= TASK TO COMPLETE =
Beneath this task is a listing. State how many of its lines include the string "элементов", giving nothing but the number.

= INFORMATION GIVEN =
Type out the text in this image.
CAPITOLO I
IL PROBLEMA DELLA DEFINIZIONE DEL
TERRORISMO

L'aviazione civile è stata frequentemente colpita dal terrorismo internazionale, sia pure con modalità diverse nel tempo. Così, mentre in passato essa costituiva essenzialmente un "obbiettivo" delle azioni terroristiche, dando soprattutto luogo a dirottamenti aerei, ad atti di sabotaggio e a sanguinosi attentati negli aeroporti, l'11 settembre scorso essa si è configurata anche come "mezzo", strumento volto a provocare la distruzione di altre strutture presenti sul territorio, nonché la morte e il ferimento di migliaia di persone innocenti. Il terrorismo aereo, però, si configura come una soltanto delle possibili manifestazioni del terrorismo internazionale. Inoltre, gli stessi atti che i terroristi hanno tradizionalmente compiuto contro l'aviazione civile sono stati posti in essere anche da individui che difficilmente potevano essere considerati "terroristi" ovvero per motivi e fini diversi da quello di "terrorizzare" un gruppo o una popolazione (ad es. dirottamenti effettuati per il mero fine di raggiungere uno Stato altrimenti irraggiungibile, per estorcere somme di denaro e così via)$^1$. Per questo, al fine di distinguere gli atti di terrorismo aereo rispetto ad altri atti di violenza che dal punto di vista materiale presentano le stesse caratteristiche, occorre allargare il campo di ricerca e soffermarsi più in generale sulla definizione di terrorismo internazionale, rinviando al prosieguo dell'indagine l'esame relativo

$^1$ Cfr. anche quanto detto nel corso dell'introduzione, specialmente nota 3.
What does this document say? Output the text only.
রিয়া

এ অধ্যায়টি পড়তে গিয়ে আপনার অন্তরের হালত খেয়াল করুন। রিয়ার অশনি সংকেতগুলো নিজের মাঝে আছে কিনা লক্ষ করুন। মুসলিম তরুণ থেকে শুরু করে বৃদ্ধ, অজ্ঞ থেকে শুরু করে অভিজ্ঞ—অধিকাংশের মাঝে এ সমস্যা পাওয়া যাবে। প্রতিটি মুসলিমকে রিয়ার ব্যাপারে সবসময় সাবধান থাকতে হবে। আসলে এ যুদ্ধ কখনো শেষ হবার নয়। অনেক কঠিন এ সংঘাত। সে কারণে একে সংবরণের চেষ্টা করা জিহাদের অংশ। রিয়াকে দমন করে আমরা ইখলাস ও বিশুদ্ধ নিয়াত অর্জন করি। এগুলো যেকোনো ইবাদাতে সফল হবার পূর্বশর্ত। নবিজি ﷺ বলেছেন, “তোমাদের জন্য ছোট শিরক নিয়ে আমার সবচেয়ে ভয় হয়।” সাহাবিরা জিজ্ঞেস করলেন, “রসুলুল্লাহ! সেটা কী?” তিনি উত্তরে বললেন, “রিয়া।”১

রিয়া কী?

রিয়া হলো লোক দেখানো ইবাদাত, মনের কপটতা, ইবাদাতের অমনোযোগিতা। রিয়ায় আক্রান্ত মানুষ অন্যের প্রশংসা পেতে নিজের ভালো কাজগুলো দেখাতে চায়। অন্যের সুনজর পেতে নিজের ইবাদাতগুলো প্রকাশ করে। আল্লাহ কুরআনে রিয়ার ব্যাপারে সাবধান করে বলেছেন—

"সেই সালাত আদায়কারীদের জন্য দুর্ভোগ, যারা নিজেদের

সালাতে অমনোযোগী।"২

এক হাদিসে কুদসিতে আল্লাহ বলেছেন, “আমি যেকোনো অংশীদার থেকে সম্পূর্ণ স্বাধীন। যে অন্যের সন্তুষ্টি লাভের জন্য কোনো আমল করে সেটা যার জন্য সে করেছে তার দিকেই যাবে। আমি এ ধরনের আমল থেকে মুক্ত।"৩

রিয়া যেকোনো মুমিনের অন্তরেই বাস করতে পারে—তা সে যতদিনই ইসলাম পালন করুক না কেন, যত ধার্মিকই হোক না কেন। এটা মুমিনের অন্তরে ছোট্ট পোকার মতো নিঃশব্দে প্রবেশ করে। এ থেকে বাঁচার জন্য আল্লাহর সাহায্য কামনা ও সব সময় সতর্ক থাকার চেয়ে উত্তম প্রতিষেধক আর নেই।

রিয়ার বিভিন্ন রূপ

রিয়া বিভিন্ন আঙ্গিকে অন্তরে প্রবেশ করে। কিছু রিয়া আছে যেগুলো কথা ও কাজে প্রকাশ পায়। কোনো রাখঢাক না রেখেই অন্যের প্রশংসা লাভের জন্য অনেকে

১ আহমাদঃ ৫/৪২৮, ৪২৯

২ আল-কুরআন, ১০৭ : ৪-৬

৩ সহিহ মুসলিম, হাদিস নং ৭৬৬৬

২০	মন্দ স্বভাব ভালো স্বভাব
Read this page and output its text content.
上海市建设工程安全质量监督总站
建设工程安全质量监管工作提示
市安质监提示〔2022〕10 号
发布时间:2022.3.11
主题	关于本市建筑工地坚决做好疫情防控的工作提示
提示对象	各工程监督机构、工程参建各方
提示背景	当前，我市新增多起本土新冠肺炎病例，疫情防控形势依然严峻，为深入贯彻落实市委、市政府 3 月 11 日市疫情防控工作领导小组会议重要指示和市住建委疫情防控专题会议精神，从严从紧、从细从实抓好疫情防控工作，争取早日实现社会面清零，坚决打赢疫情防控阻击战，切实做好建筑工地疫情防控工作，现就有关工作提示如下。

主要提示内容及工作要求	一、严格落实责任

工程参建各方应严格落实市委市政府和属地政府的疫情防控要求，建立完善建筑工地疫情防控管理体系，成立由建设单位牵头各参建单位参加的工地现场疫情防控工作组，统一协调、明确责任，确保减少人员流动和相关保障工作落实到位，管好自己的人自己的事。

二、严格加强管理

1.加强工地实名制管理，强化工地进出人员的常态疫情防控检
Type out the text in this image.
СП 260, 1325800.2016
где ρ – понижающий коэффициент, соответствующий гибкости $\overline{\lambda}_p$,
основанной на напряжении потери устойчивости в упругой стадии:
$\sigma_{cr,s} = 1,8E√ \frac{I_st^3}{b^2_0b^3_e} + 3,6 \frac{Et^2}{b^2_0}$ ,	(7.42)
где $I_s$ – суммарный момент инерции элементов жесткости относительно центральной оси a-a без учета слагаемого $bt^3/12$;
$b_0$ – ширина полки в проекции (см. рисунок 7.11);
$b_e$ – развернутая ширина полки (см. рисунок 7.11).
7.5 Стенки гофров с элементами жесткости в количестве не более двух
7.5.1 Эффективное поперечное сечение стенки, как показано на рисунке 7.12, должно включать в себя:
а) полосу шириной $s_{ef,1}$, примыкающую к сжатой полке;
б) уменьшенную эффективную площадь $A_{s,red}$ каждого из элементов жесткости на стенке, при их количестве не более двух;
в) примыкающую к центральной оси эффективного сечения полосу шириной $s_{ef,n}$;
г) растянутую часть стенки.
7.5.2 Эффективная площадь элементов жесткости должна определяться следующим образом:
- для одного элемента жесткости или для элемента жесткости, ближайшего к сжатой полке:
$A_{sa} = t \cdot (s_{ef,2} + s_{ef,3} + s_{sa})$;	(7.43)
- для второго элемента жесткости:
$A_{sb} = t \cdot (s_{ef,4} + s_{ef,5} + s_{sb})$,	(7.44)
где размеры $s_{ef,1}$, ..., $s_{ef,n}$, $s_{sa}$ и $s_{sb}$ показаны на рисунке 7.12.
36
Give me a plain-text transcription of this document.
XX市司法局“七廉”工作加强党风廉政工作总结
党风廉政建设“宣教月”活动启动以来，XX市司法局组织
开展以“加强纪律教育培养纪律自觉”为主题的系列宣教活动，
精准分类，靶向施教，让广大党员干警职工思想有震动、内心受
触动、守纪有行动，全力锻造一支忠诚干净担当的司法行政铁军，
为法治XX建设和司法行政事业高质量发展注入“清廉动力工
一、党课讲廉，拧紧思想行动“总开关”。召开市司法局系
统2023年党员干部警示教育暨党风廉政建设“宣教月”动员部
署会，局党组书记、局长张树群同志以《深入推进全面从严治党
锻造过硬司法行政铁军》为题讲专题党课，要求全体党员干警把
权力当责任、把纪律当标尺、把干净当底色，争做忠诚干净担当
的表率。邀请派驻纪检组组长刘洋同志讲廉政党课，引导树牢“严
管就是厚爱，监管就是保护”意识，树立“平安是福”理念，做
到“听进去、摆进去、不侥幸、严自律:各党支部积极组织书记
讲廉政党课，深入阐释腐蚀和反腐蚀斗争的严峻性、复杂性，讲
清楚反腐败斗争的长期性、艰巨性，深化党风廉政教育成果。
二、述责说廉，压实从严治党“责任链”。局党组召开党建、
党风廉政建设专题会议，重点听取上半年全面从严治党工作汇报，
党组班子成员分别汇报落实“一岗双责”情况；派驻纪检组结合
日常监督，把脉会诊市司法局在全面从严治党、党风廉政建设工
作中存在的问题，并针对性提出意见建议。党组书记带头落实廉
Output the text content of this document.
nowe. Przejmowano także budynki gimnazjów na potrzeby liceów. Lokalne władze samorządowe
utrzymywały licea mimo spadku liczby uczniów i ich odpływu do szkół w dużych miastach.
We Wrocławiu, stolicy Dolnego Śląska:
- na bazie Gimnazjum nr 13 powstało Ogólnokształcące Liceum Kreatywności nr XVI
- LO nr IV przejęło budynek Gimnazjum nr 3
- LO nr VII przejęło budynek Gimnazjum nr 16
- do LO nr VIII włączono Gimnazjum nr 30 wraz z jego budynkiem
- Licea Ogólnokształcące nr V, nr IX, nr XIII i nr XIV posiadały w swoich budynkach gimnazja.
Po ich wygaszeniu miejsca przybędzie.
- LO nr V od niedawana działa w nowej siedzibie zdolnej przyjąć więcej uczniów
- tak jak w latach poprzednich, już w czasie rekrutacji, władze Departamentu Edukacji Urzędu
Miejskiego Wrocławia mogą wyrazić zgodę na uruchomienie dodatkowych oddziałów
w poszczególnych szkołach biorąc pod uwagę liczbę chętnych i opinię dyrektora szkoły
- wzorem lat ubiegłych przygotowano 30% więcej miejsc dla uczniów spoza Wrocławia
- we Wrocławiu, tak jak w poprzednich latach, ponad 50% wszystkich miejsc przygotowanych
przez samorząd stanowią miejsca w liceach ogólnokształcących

= SOLUTION FOR THIS PROBLEM =
3